Transcribe each record below word for word.

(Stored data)

▼▼▼

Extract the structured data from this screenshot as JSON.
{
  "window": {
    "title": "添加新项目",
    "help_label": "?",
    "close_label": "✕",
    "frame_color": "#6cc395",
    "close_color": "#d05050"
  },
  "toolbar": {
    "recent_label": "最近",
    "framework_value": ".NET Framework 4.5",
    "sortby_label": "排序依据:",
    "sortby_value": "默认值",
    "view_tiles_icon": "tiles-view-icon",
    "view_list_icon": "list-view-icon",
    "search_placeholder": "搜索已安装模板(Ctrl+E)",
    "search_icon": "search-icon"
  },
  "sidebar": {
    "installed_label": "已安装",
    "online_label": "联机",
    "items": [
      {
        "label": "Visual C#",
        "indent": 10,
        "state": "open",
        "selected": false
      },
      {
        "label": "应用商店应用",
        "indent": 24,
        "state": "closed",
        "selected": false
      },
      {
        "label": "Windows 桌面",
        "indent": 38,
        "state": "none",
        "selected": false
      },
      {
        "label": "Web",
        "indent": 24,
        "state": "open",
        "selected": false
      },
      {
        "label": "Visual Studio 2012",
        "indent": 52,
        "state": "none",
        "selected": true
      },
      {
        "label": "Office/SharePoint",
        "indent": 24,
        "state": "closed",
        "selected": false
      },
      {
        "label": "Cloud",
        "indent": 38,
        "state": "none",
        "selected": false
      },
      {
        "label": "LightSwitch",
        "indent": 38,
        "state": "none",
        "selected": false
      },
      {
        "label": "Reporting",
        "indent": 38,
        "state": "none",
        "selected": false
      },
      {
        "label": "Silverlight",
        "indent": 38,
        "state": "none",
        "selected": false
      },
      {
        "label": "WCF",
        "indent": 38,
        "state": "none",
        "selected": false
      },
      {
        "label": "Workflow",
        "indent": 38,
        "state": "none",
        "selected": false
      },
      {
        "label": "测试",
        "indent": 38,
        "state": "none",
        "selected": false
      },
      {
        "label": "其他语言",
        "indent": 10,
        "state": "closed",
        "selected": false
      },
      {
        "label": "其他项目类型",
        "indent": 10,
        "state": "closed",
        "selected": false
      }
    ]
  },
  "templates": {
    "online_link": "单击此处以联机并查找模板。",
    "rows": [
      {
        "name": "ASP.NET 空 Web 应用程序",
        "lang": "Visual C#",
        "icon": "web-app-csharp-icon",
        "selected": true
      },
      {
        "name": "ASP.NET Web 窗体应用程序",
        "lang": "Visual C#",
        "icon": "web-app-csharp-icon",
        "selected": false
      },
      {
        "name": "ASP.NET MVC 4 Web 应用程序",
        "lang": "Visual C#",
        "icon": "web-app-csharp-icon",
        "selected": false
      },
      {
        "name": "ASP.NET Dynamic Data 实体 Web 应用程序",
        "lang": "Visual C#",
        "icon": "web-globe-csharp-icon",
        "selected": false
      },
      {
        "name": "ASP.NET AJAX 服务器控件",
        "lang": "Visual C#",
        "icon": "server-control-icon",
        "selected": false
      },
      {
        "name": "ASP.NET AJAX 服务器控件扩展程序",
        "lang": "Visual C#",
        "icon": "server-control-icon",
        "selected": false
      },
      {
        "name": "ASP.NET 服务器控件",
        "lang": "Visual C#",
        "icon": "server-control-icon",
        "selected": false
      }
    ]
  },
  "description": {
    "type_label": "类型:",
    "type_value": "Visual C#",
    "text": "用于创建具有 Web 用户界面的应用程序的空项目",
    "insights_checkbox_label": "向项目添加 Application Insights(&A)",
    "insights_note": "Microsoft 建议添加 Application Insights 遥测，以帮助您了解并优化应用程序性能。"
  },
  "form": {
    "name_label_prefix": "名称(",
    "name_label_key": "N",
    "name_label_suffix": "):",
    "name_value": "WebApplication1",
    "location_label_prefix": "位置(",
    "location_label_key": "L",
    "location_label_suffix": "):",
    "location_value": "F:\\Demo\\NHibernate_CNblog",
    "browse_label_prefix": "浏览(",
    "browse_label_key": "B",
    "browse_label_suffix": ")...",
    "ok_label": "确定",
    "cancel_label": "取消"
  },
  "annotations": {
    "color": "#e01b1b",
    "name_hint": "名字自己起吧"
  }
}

▲▲▲

*Exercise result*
Extract the structured data from this screenshot as JSON.
{
  "window": {
    "title": "添加新项目",
    "help_label": "?",
    "close_label": "✕",
    "frame_color": "#6cc395",
    "close_color": "#d05050"
  },
  "toolbar": {
    "recent_label": "最近",
    "framework_value": ".NET Framework 4.5",
    "sortby_label": "排序依据:",
    "sortby_value": "默认值",
    "view_tiles_icon": "tiles-view-icon",
    "view_list_icon": "list-view-icon",
    "search_placeholder": "搜索已安装模板(Ctrl+E)",
    "search_icon": "search-icon"
  },
  "sidebar": {
    "installed_label": "已安装",
    "online_label": "联机",
    "items": [
      {
        "label": "Visual C#",
        "indent": 10,
        "state": "open",
        "selected": false
      },
      {
        "label": "应用商店应用",
        "indent": 24,
        "state": "closed",
        "selected": false
      },
      {
        "label": "Windows 桌面",
        "indent": 38,
        "state": "none",
        "selected": false
      },
      {
        "label": "Web",
        "indent": 24,
        "state": "open",
        "selected": false
      },
      {
        "label": "Visual Studio 2012",
        "indent": 52,
        "state": "none",
        "selected": true
      },
      {
        "label": "Office/SharePoint",
        "indent": 24,
        "state": "closed",
        "selected": false
      },
      {
        "label": "Cloud",
        "indent": 38,
        "state": "none",
        "selected": false
      },
      {
        "label": "LightSwitch",
        "indent": 38,
        "state": "none",
        "selected": false
      },
      {
        "label": "Reporting",
        "indent": 38,
        "state": "none",
        "selected": false
      },
      {
        "label": "Silverlight",
        "indent": 38,
        "state": "none",
        "selected": false
      },
      {
        "label": "WCF",
        "indent": 38,
        "state": "none",
        "selected": false
      },
      {
        "label": "Workflow",
        "indent": 38,
        "state": "none",
        "selected": false
      },
      {
        "label": "测试",
        "indent": 38,
        "state": "none",
        "selected": false
      },
      {
        "label": "其他语言",
        "indent": 10,
        "state": "closed",
        "selected": false
      },
      {
        "label": "其他项目类型",
        "indent": 10,
        "state": "closed",
        "selected": false
      }
    ]
  },
  "templates": {
    "online_link": "单击此处以联机并查找模板。",
    "rows": [
      {
        "name": "ASP.NET 空 Web 应用程序",
        "lang": "Visual C#",
        "icon": "web-app-csharp-icon",
        "selected": true
      },
      {
        "name": "ASP.NET Web 窗体应用程序",
        "lang": "Visual C#",
        "icon": "web-app-csharp-icon",
        "selected": false
      },
      {
        "name": "ASP.NET MVC 4 Web 应用程序",
        "lang": "Visual C#",
        "icon": "web-app-csharp-icon",
        "selected": false
      },
      {
        "name": "ASP.NET Dynamic Data 实体 Web 应用程序",
        "lang": "Visual C#",
        "icon": "web-globe-csharp-icon",
        "selected": false
      },
      {
        "name": "ASP.NET AJAX 服务器控件",
        "lang": "Visual C#",
        "icon": "server-control-icon",
        "selected": false
      },
      {
        "name": "ASP.NET AJAX 服务器控件扩展程序",
        "lang": "Visual C#",
        "icon": "server-control-icon",
        "selected": false
      },
      {
        "name": "ASP.NET 服务器控件",
        "lang": "Visual C#",
        "icon": "server-control-icon",
        "selected": false
      }
    ]
  },
  "description": {
    "type_label": "类型:",
    "type_value": "Visual C#",
    "text": "用于创建具有 Web 用户界面的应用程序的空项目",
    "insights_checkbox_label": "向项目添加 Application Insights(&A)",
    "insights_note": "Microsoft 建议添加 Application Insights 遥测，以帮助您了解并优化应用程序性能。"
  },
  "form": {
    "name_label_prefix": "名称(",
    "name_label_key": "N",
    "name_label_suffix": "):",
    "name_value": "WebApplication1",
    "location_label_prefix": "位置(",
    "location_label_key": "L",
    "location_label_suffix": "):",
    "location_value": "F:\\Demo\\NHibernate_CNblog",
    "browse_label_prefix": "浏览(",
    "browse_label_key": "B",
    "browse_label_suffix": ")...",
    "ok_label": "确定",
    "cancel_label": "取消"
  },
  "annotations": {
    "color": "#e01b1b",
    "name_hint": "名字自己起吧"
  }
}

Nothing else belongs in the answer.